-- Start of Data supplied --

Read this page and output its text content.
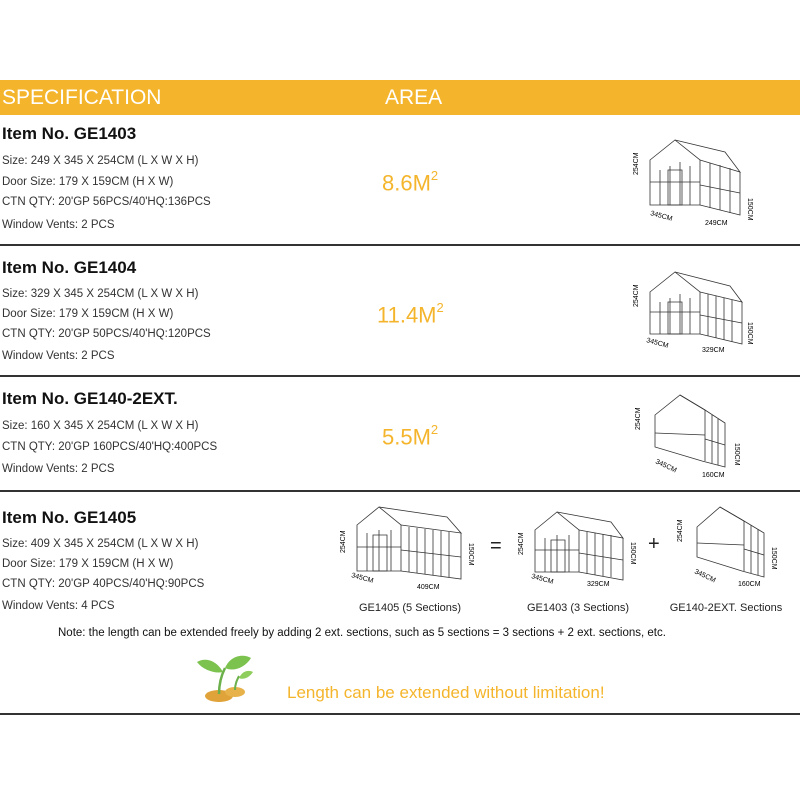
SPECIFICATION	AREA
Item No. GE1403
Size: 249 X 345 X 254CM (L X W X H)
Door Size: 179 X 159CM (H X W)
CTN QTY: 20'GP 56PCS/40'HQ:136PCS
Window Vents: 2 PCS
$8.6M^2$
254CM
345CM
249CM
150CM
Item No. GE1404
Size: 329 X 345 X 254CM (L X W X H)
Door Size: 179 X 159CM (H X W)
CTN QTY: 20'GP 50PCS/40'HQ:120PCS
Window Vents: 2 PCS
$11.4M^2$
254CM
345CM
329CM
150CM
Item No. GE140-2EXT.
Size: 160 X 345 X 254CM (L X W X H)
CTN QTY: 20'GP 160PCS/40'HQ:400PCS
Window Vents: 2 PCS
$5.5M^2$	254CM
345CM
160CM
150CM
Item No. GE1405
Size: 409 X 345 X 254CM (L X W X H)
Door Size: 179 X 159CM (H X W)
CTN QTY: 20'GP 40PCS/40'HQ:90PCS
Window Vents: 4 PCS
254CM
345CM
409CM
150CM
GE1405 (5 Sections)
= 254CM
345CM	329CM
150CM
GE1403 (3 Sections)
+
254CM
345CM
160CM
150CM
GE140-2EXT. Sections
Note: the length can be extended freely by adding 2 ext. sections, such as 5 sections = 3 sections + 2 ext. sections, etc.
Length can be extended without limitation!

-- End of Data supplied --

### Stated task
Check each line above for the word "Item" and copy the ones that have it.

### Complete response
Item No. GE1403
Item No. GE1404
Item No. GE140-2EXT.
Item No. GE1405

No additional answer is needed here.